Text to read:
#####

Proof sketch: First show linearity, then continuity, for the operator that just maps a signed measure through $g$, using some equation-crunching and characterizations of continuity. Then, since $g_{\ast }$ is just the pair of that and the identity function, it's trivial to show that it's linear and continuous.

We'll use $g_{\ast }^{\prime }$ to refer to the function $M^{\pm }\left(X\right)\to M^{\pm }\left(Y\right)$ defined by $\left(g_{\ast }^{\prime }\right(m\left)\right)\left(Z\right)=m\left(g^{-1}\right(Z\left)\right)$, where $Z$ is a measurable subset of $Y$ and $g\in C(X,Y)$. Ie, this specifies what the measure $g_{\ast }^{\prime }\left(m\right)$ is in terms of telling you what value it assigns to all measurable subsets of $Y$.

We'll use $g_{\ast }$ to refer to the function $M^{\pm }\left(X\right)\oplus R\to M^{\pm }\left(X\right)\oplus R$ given by $g_{\ast }(m,b)=\left(g_{\ast }^{\prime }\right(m),b)$.

#####

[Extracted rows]
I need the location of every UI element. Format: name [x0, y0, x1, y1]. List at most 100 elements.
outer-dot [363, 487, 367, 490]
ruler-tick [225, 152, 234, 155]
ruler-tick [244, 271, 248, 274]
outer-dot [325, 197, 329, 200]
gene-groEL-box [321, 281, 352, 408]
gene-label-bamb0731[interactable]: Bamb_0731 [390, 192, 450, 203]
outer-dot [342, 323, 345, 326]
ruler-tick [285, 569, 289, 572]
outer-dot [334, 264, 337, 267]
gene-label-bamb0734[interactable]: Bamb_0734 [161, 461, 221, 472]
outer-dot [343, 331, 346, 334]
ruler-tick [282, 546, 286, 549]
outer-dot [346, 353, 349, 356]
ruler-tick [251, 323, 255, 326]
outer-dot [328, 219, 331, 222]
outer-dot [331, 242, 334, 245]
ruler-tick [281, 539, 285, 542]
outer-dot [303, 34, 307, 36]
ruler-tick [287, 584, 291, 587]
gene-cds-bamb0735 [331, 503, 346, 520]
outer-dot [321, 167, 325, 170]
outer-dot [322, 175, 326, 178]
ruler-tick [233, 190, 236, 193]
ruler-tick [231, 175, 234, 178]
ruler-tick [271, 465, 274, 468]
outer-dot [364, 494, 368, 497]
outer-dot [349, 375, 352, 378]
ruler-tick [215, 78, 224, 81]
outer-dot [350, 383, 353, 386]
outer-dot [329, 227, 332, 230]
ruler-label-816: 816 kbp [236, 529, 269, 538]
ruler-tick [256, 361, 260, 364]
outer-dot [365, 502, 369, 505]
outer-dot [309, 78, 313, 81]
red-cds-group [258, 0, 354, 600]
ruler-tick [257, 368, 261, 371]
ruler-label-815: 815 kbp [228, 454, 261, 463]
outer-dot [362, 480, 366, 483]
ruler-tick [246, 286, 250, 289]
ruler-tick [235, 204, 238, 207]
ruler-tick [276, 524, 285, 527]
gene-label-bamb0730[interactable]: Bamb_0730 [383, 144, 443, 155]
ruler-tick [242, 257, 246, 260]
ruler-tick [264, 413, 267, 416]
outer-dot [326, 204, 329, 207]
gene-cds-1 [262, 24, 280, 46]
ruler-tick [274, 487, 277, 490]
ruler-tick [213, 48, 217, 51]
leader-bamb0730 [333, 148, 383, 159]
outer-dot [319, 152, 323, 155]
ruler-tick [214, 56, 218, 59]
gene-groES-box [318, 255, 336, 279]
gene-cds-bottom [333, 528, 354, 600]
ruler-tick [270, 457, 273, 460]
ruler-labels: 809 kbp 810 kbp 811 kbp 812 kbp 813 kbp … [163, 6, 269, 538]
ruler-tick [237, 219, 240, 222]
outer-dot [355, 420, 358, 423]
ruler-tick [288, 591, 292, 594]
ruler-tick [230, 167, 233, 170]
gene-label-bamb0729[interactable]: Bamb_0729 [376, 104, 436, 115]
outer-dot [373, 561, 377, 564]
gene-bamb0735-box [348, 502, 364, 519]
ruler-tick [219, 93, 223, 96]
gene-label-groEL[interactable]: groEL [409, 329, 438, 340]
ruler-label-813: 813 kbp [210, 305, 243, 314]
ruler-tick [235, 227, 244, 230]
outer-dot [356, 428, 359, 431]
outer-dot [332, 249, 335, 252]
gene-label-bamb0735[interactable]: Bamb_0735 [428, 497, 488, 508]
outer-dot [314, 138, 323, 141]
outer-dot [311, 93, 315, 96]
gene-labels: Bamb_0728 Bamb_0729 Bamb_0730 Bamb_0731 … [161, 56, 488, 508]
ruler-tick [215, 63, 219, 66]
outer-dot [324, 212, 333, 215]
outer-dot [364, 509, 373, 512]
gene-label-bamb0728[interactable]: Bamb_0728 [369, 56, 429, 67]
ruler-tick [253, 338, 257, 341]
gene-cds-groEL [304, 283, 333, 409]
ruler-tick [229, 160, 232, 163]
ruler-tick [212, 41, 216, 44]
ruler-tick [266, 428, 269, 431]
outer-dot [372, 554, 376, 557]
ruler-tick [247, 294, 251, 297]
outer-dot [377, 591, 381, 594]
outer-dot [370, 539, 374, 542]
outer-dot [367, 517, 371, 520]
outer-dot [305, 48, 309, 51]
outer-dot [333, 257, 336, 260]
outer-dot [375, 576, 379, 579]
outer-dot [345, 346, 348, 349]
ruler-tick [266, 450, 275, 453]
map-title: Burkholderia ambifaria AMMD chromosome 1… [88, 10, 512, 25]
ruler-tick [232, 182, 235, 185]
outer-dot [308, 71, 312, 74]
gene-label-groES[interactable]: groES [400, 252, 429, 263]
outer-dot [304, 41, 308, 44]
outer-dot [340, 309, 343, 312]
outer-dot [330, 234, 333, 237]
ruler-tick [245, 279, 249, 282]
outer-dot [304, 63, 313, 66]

#####

Things to do:
1: Echo the rows word for word, from the start of the rows through the row that contains "ruler-tick [219, 93, 223, 96]".
2: Proceed with the passage on pushing signed measures forward, picking up after its final sentence.
The passage on pushing signed measures forward and the rows are separate material with no connection between them.

Results of the exercise:
1:
I need the location of every UI element. Format: name [x0, y0, x1, y1]. List at most 100 elements.
outer-dot [363, 487, 367, 490]
ruler-tick [225, 152, 234, 155]
ruler-tick [244, 271, 248, 274]
outer-dot [325, 197, 329, 200]
gene-groEL-box [321, 281, 352, 408]
gene-label-bamb0731[interactable]: Bamb_0731 [390, 192, 450, 203]
outer-dot [342, 323, 345, 326]
ruler-tick [285, 569, 289, 572]
outer-dot [334, 264, 337, 267]
gene-label-bamb0734[interactable]: Bamb_0734 [161, 461, 221, 472]
outer-dot [343, 331, 346, 334]
ruler-tick [282, 546, 286, 549]
outer-dot [346, 353, 349, 356]
ruler-tick [251, 323, 255, 326]
outer-dot [328, 219, 331, 222]
outer-dot [331, 242, 334, 245]
ruler-tick [281, 539, 285, 542]
outer-dot [303, 34, 307, 36]
ruler-tick [287, 584, 291, 587]
gene-cds-bamb0735 [331, 503, 346, 520]
outer-dot [321, 167, 325, 170]
outer-dot [322, 175, 326, 178]
ruler-tick [233, 190, 236, 193]
ruler-tick [231, 175, 234, 178]
ruler-tick [271, 465, 274, 468]
outer-dot [364, 494, 368, 497]
outer-dot [349, 375, 352, 378]
ruler-tick [215, 78, 224, 81]
outer-dot [350, 383, 353, 386]
outer-dot [329, 227, 332, 230]
ruler-label-816: 816 kbp [236, 529, 269, 538]
ruler-tick [256, 361, 260, 364]
outer-dot [365, 502, 369, 505]
outer-dot [309, 78, 313, 81]
red-cds-group [258, 0, 354, 600]
ruler-tick [257, 368, 261, 371]
ruler-label-815: 815 kbp [228, 454, 261, 463]
outer-dot [362, 480, 366, 483]
ruler-tick [246, 286, 250, 289]
ruler-tick [235, 204, 238, 207]
ruler-tick [276, 524, 285, 527]
gene-label-bamb0730[interactable]: Bamb_0730 [383, 144, 443, 155]
ruler-tick [242, 257, 246, 260]
ruler-tick [264, 413, 267, 416]
outer-dot [326, 204, 329, 207]
gene-cds-1 [262, 24, 280, 46]
ruler-tick [274, 487, 277, 490]
ruler-tick [213, 48, 217, 51]
leader-bamb0730 [333, 148, 383, 159]
outer-dot [319, 152, 323, 155]
ruler-tick [214, 56, 218, 59]
gene-groES-box [318, 255, 336, 279]
gene-cds-bottom [333, 528, 354, 600]
ruler-tick [270, 457, 273, 460]
ruler-labels: 809 kbp 810 kbp 811 kbp 812 kbp 813 kbp … [163, 6, 269, 538]
ruler-tick [237, 219, 240, 222]
outer-dot [355, 420, 358, 423]
ruler-tick [288, 591, 292, 594]
ruler-tick [230, 167, 233, 170]
gene-label-bamb0729[interactable]: Bamb_0729 [376, 104, 436, 115]
outer-dot [373, 561, 377, 564]
gene-bamb0735-box [348, 502, 364, 519]
ruler-tick [219, 93, 223, 96]

2:
Our first order of business is establishing the linearity of $g_{\ast }^{\prime }$. Observe that, for all measurable $Z\subseteq Y$, and $a,a^{\prime }$ being real numbers, and $m,m^{\prime }$ being signed measures over $X$,

$\left(g_{\ast }^{\prime }\right(am+a^{\prime }{m}^{\prime }\left)\right)\left(Z\right)=(am+a^{\prime }{m}^{\prime })\left(g^{-1}\right(Z\left)\right)=am\left(g^{-1}\right(Z\left)\right)+a^{\prime }{m}^{\prime }\left(g^{-1}\right(Z\left)\right)$

$=a{g}_{\ast }^{\prime }\left(m\right)\left(Z\right)+a^{\prime }{g}_{\ast }^{\prime }\left(m^{\prime }\right)\left(Z\right)=\left(a{g}_{\ast }^{\prime }\right(m)+a^{\prime }{g}_{\ast }^{\prime }(m^{\prime }\left)\right)\left(Z\right)$

So, $g_{\ast }^{\prime }(am+a^{\prime }{m}^{\prime })=a{g}_{\ast }^{\prime }\left(m\right))+a^{\prime }{g}_{\ast }^{\prime }(m^{\prime })$ and we have linearity of $g_{\ast }^{\prime }$.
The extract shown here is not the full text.